_PROBLEM REQUIREMENTS_
Transcribe all of the data exactly. Omit the pictures.

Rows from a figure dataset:
━━━━
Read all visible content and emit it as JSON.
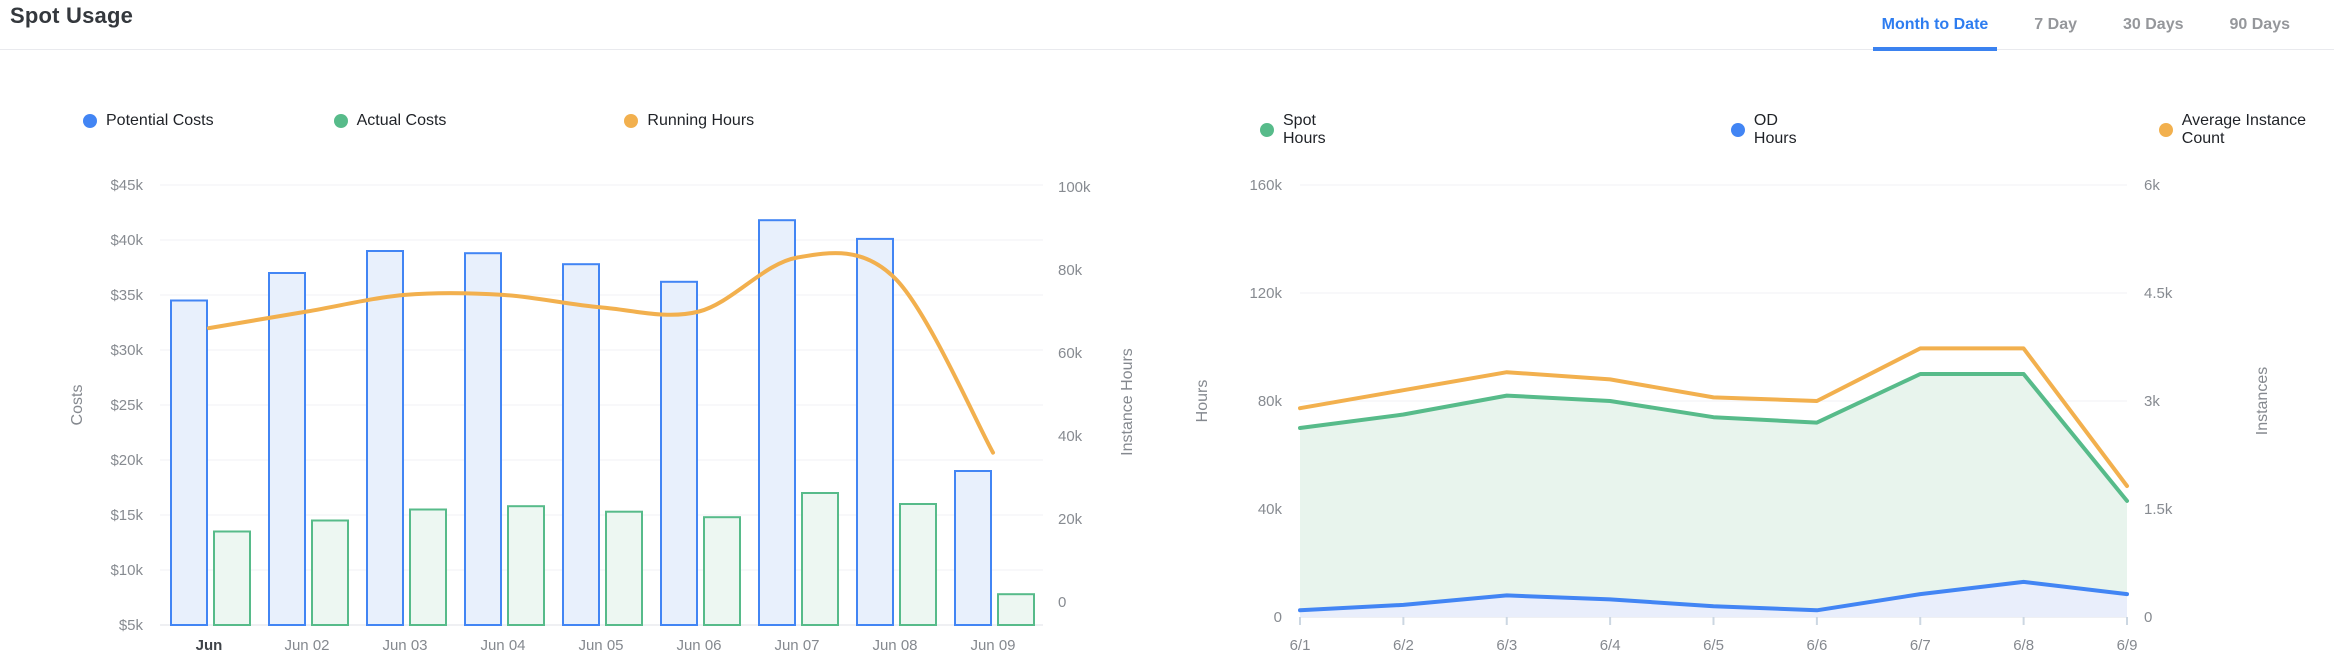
{
  "header": {
    "title": "Spot Usage",
    "tabs": [
      {
        "label": "Month to Date",
        "active": true
      },
      {
        "label": "7 Day",
        "active": false
      },
      {
        "label": "30 Days",
        "active": false
      },
      {
        "label": "90 Days",
        "active": false
      }
    ]
  },
  "colors": {
    "blue": "#4285f4",
    "blue_bar_fill": "#e8f0fc",
    "blue_area_fill": "#e9eefb",
    "green": "#57bb8a",
    "green_bar_fill": "#edf7f2",
    "green_area_fill": "#e8f4ed",
    "orange": "#f2b04e",
    "gridline": "#f0f1f4",
    "axis_line": "#dfe2e7",
    "x_tick_mark": "#ccd7e2",
    "active_tab": "#2e7df0"
  },
  "chart_data": [
    {
      "id": "costs-chart",
      "type": "bar",
      "title": "",
      "categories": [
        "Jun",
        "Jun 02",
        "Jun 03",
        "Jun 04",
        "Jun 05",
        "Jun 06",
        "Jun 07",
        "Jun 08",
        "Jun 09"
      ],
      "series": [
        {
          "name": "Potential Costs",
          "type": "bar",
          "axis": "left",
          "color": "#4285f4",
          "fill": "#e8f0fc",
          "values": [
            34500,
            37000,
            39000,
            38800,
            37800,
            36200,
            41800,
            40100,
            19000
          ]
        },
        {
          "name": "Actual Costs",
          "type": "bar",
          "axis": "left",
          "color": "#57bb8a",
          "fill": "#edf7f2",
          "values": [
            13500,
            14500,
            15500,
            15800,
            15300,
            14800,
            17000,
            16000,
            7800
          ]
        },
        {
          "name": "Running Hours",
          "type": "line",
          "axis": "right",
          "color": "#f2b04e",
          "values": [
            66000,
            70000,
            74000,
            74000,
            71000,
            70000,
            83000,
            78000,
            36000
          ]
        }
      ],
      "y_left": {
        "label": "Costs",
        "min": 5000,
        "max": 45000,
        "ticks": [
          "$45k",
          "$40k",
          "$35k",
          "$30k",
          "$25k",
          "$20k",
          "$15k",
          "$10k",
          "$5k"
        ]
      },
      "y_right": {
        "label": "Instance Hours",
        "min": 0,
        "max": 100000,
        "ticks": [
          "100k",
          "80k",
          "60k",
          "40k",
          "20k",
          "0"
        ]
      },
      "legend_position": "top-left",
      "grid": true
    },
    {
      "id": "usage-chart",
      "type": "area",
      "title": "",
      "x": [
        "6/1",
        "6/2",
        "6/3",
        "6/4",
        "6/5",
        "6/6",
        "6/7",
        "6/8",
        "6/9"
      ],
      "series": [
        {
          "name": "Spot Hours",
          "type": "area",
          "axis": "left",
          "color": "#57bb8a",
          "fill": "#e8f4ed",
          "values": [
            70000,
            75000,
            82000,
            80000,
            74000,
            72000,
            90000,
            90000,
            43000
          ]
        },
        {
          "name": "OD Hours",
          "type": "area",
          "axis": "left",
          "color": "#4285f4",
          "fill": "#e9eefb",
          "values": [
            2500,
            4500,
            8000,
            6500,
            4000,
            2500,
            8500,
            13000,
            8500
          ]
        },
        {
          "name": "Average Instance Count",
          "type": "line",
          "axis": "right",
          "color": "#f2b04e",
          "values": [
            2900,
            3150,
            3400,
            3300,
            3050,
            3000,
            3730,
            3730,
            1820
          ]
        }
      ],
      "y_left": {
        "label": "Hours",
        "min": 0,
        "max": 160000,
        "ticks": [
          "160k",
          "120k",
          "80k",
          "40k",
          "0"
        ]
      },
      "y_right": {
        "label": "Instances",
        "min": 0,
        "max": 6000,
        "ticks": [
          "6k",
          "4.5k",
          "3k",
          "1.5k",
          "0"
        ]
      },
      "legend_position": "top-left",
      "grid": true
    }
  ]
}
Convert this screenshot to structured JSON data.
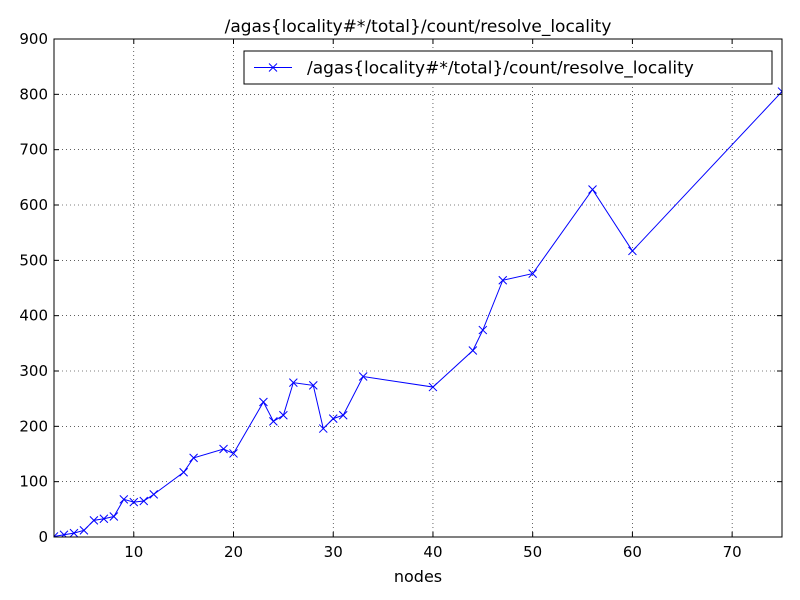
{
  "chart_data": {
    "type": "line",
    "title": "/agas{locality#*/total}/count/resolve_locality",
    "xlabel": "nodes",
    "ylabel": "",
    "xlim": [
      2,
      75
    ],
    "ylim": [
      0,
      900
    ],
    "xticks": [
      10,
      20,
      30,
      40,
      50,
      60,
      70
    ],
    "yticks": [
      0,
      100,
      200,
      300,
      400,
      500,
      600,
      700,
      800,
      900
    ],
    "grid": true,
    "legend_position": "top-right",
    "series": [
      {
        "name": "/agas{locality#*/total}/count/resolve_locality",
        "color": "#0000ff",
        "marker": "x",
        "x": [
          2,
          3,
          4,
          5,
          6,
          7,
          8,
          9,
          10,
          11,
          12,
          15,
          16,
          19,
          20,
          23,
          24,
          25,
          26,
          28,
          29,
          30,
          31,
          33,
          40,
          44,
          45,
          47,
          50,
          56,
          60,
          75
        ],
        "y": [
          1,
          4,
          7,
          12,
          30,
          33,
          37,
          68,
          63,
          65,
          77,
          117,
          143,
          159,
          151,
          244,
          209,
          220,
          279,
          274,
          196,
          214,
          220,
          290,
          271,
          337,
          374,
          464,
          476,
          628,
          517,
          805
        ]
      }
    ]
  }
}
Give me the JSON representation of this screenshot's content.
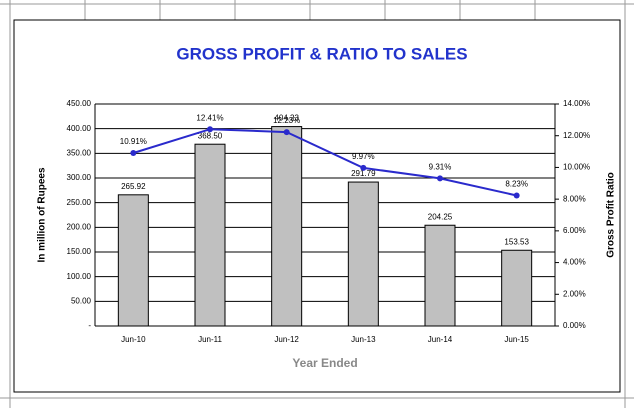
━━━━
_CORRECT RESPONSE_
Read all visible content and emit it as JSON.
{
  "header": {
    "title": "Spot Usage",
    "tabs": [
      {
        "label": "Month to Date",
        "active": true
      },
      {
        "label": "7 Day",
        "active": false
      },
      {
        "label": "30 Days",
        "active": false
      },
      {
        "label": "90 Days",
        "active": false
      }
    ]
  },
  "colors": {
    "blue": "#4285f4",
    "blue_bar_fill": "#e8f0fc",
    "blue_area_fill": "#e9eefb",
    "green": "#57bb8a",
    "green_bar_fill": "#edf7f2",
    "green_area_fill": "#e8f4ed",
    "orange": "#f2b04e",
    "gridline": "#f0f1f4",
    "axis_line": "#dfe2e7",
    "x_tick_mark": "#ccd7e2",
    "active_tab": "#2e7df0"
  },
  "chart_data": [
    {
      "id": "costs-chart",
      "type": "bar",
      "title": "",
      "categories": [
        "Jun",
        "Jun 02",
        "Jun 03",
        "Jun 04",
        "Jun 05",
        "Jun 06",
        "Jun 07",
        "Jun 08",
        "Jun 09"
      ],
      "series": [
        {
          "name": "Potential Costs",
          "type": "bar",
          "axis": "left",
          "color": "#4285f4",
          "fill": "#e8f0fc",
          "values": [
            34500,
            37000,
            39000,
            38800,
            37800,
            36200,
            41800,
            40100,
            19000
          ]
        },
        {
          "name": "Actual Costs",
          "type": "bar",
          "axis": "left",
          "color": "#57bb8a",
          "fill": "#edf7f2",
          "values": [
            13500,
            14500,
            15500,
            15800,
            15300,
            14800,
            17000,
            16000,
            7800
          ]
        },
        {
          "name": "Running Hours",
          "type": "line",
          "axis": "right",
          "color": "#f2b04e",
          "values": [
            66000,
            70000,
            74000,
            74000,
            71000,
            70000,
            83000,
            78000,
            36000
          ]
        }
      ],
      "y_left": {
        "label": "Costs",
        "min": 5000,
        "max": 45000,
        "ticks": [
          "$45k",
          "$40k",
          "$35k",
          "$30k",
          "$25k",
          "$20k",
          "$15k",
          "$10k",
          "$5k"
        ]
      },
      "y_right": {
        "label": "Instance Hours",
        "min": 0,
        "max": 100000,
        "ticks": [
          "100k",
          "80k",
          "60k",
          "40k",
          "20k",
          "0"
        ]
      },
      "legend_position": "top-left",
      "grid": true
    },
    {
      "id": "usage-chart",
      "type": "area",
      "title": "",
      "x": [
        "6/1",
        "6/2",
        "6/3",
        "6/4",
        "6/5",
        "6/6",
        "6/7",
        "6/8",
        "6/9"
      ],
      "series": [
        {
          "name": "Spot Hours",
          "type": "area",
          "axis": "left",
          "color": "#57bb8a",
          "fill": "#e8f4ed",
          "values": [
            70000,
            75000,
            82000,
            80000,
            74000,
            72000,
            90000,
            90000,
            43000
          ]
        },
        {
          "name": "OD Hours",
          "type": "area",
          "axis": "left",
          "color": "#4285f4",
          "fill": "#e9eefb",
          "values": [
            2500,
            4500,
            8000,
            6500,
            4000,
            2500,
            8500,
            13000,
            8500
          ]
        },
        {
          "name": "Average Instance Count",
          "type": "line",
          "axis": "right",
          "color": "#f2b04e",
          "values": [
            2900,
            3150,
            3400,
            3300,
            3050,
            3000,
            3730,
            3730,
            1820
          ]
        }
      ],
      "y_left": {
        "label": "Hours",
        "min": 0,
        "max": 160000,
        "ticks": [
          "160k",
          "120k",
          "80k",
          "40k",
          "0"
        ]
      },
      "y_right": {
        "label": "Instances",
        "min": 0,
        "max": 6000,
        "ticks": [
          "6k",
          "4.5k",
          "3k",
          "1.5k",
          "0"
        ]
      },
      "legend_position": "top-left",
      "grid": true
    }
  ]
}
Convert this screenshot to structured JSON data.
{
  "chart_data": {
    "type": "line",
    "title": "/agas{locality#*/total}/count/resolve_locality",
    "xlabel": "nodes",
    "ylabel": "",
    "xlim": [
      2,
      75
    ],
    "ylim": [
      0,
      900
    ],
    "xticks": [
      10,
      20,
      30,
      40,
      50,
      60,
      70
    ],
    "yticks": [
      0,
      100,
      200,
      300,
      400,
      500,
      600,
      700,
      800,
      900
    ],
    "grid": true,
    "legend_position": "top-right",
    "series": [
      {
        "name": "/agas{locality#*/total}/count/resolve_locality",
        "color": "#0000ff",
        "marker": "x",
        "x": [
          2,
          3,
          4,
          5,
          6,
          7,
          8,
          9,
          10,
          11,
          12,
          15,
          16,
          19,
          20,
          23,
          24,
          25,
          26,
          28,
          29,
          30,
          31,
          33,
          40,
          44,
          45,
          47,
          50,
          56,
          60,
          75
        ],
        "y": [
          1,
          4,
          7,
          12,
          30,
          33,
          37,
          68,
          63,
          65,
          77,
          117,
          143,
          159,
          151,
          244,
          209,
          220,
          279,
          274,
          196,
          214,
          220,
          290,
          271,
          337,
          374,
          464,
          476,
          628,
          517,
          805
        ]
      }
    ]
  }
}
Give me the JSON representation of this screenshot's content.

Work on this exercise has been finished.